What needs to be done: The entries are to be returned exactly, with images left out.

Stored items

....................

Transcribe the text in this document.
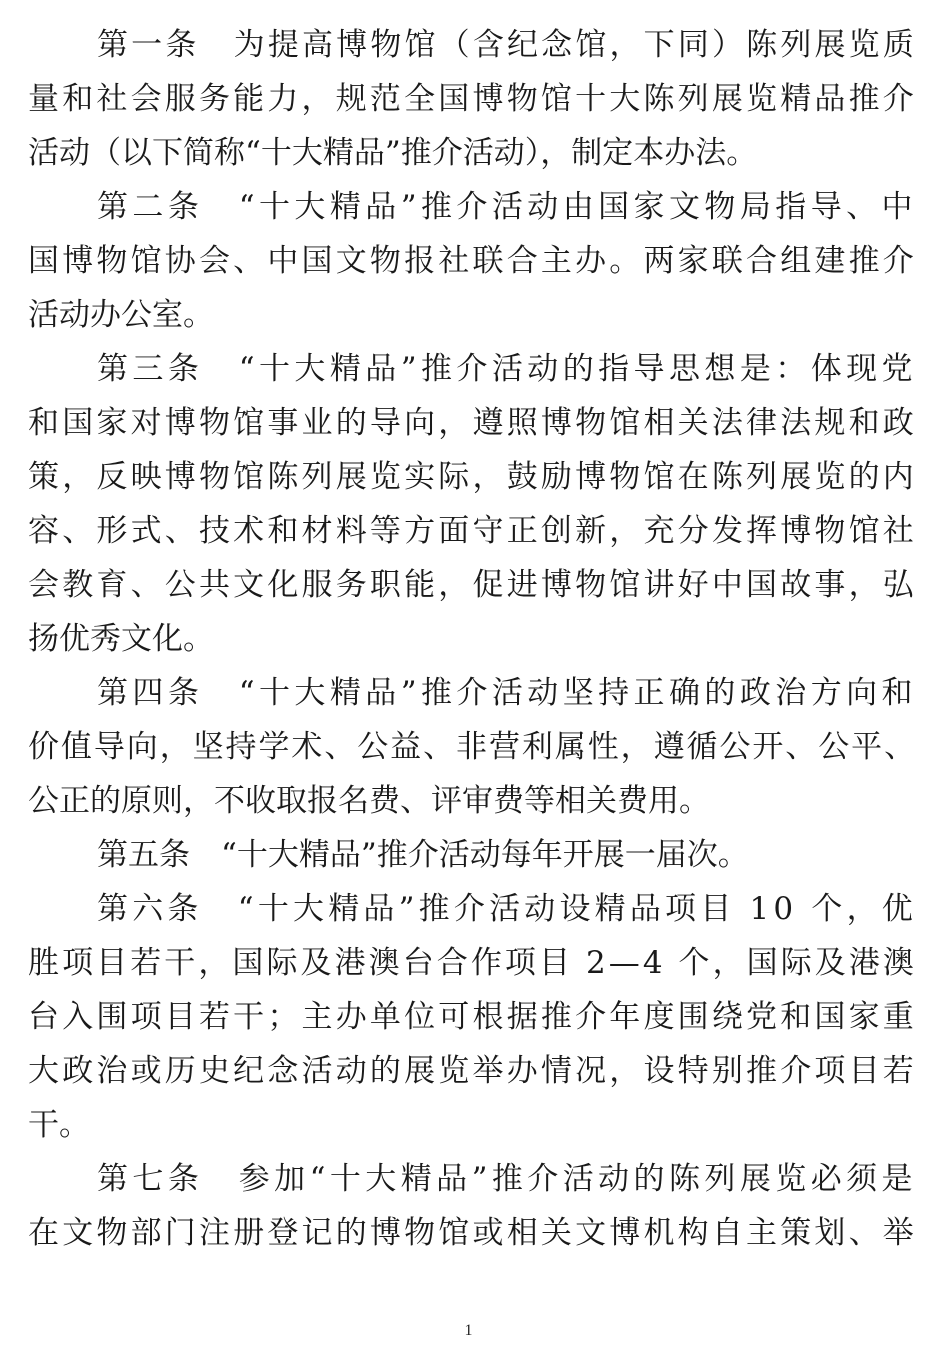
第一条　为提高博物馆（含纪念馆，下同）陈列展览质
量和社会服务能力，规范全国博物馆十大陈列展览精品推介
活动（以下简称“十大精品”推介活动），制定本办法。
第二条　“十大精品”推介活动由国家文物局指导、中
国博物馆协会、中国文物报社联合主办。两家联合组建推介
活动办公室。
第三条　“十大精品”推介活动的指导思想是：体现党
和国家对博物馆事业的导向，遵照博物馆相关法律法规和政
策，反映博物馆陈列展览实际，鼓励博物馆在陈列展览的内
容、形式、技术和材料等方面守正创新，充分发挥博物馆社
会教育、公共文化服务职能，促进博物馆讲好中国故事，弘
扬优秀文化。
第四条　“十大精品”推介活动坚持正确的政治方向和
价值导向，坚持学术、公益、非营利属性，遵循公开、公平、
公正的原则，不收取报名费、评审费等相关费用。
第五条　“十大精品”推介活动每年开展一届次。
第六条　“十大精品”推介活动设精品项目 10 个，优
胜项目若干，国际及港澳台合作项目 2—4 个，国际及港澳
台入围项目若干；主办单位可根据推介年度围绕党和国家重
大政治或历史纪念活动的展览举办情况，设特别推介项目若
干。
第七条　参加“十大精品”推介活动的陈列展览必须是
在文物部门注册登记的博物馆或相关文博机构自主策划、举
1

....................

The answer:
Transcribe the text in this document.
第一条　为提高博物馆（含纪念馆，下同）陈列展览质
量和社会服务能力，规范全国博物馆十大陈列展览精品推介
活动（以下简称“十大精品”推介活动），制定本办法。
第二条　“十大精品”推介活动由国家文物局指导、中
国博物馆协会、中国文物报社联合主办。两家联合组建推介
活动办公室。
第三条　“十大精品”推介活动的指导思想是：体现党
和国家对博物馆事业的导向，遵照博物馆相关法律法规和政
策，反映博物馆陈列展览实际，鼓励博物馆在陈列展览的内
容、形式、技术和材料等方面守正创新，充分发挥博物馆社
会教育、公共文化服务职能，促进博物馆讲好中国故事，弘
扬优秀文化。
第四条　“十大精品”推介活动坚持正确的政治方向和
价值导向，坚持学术、公益、非营利属性，遵循公开、公平、
公正的原则，不收取报名费、评审费等相关费用。
第五条　“十大精品”推介活动每年开展一届次。
第六条　“十大精品”推介活动设精品项目 10 个，优
胜项目若干，国际及港澳台合作项目 2—4 个，国际及港澳
台入围项目若干；主办单位可根据推介年度围绕党和国家重
大政治或历史纪念活动的展览举办情况，设特别推介项目若
干。
第七条　参加“十大精品”推介活动的陈列展览必须是
在文物部门注册登记的博物馆或相关文博机构自主策划、举
1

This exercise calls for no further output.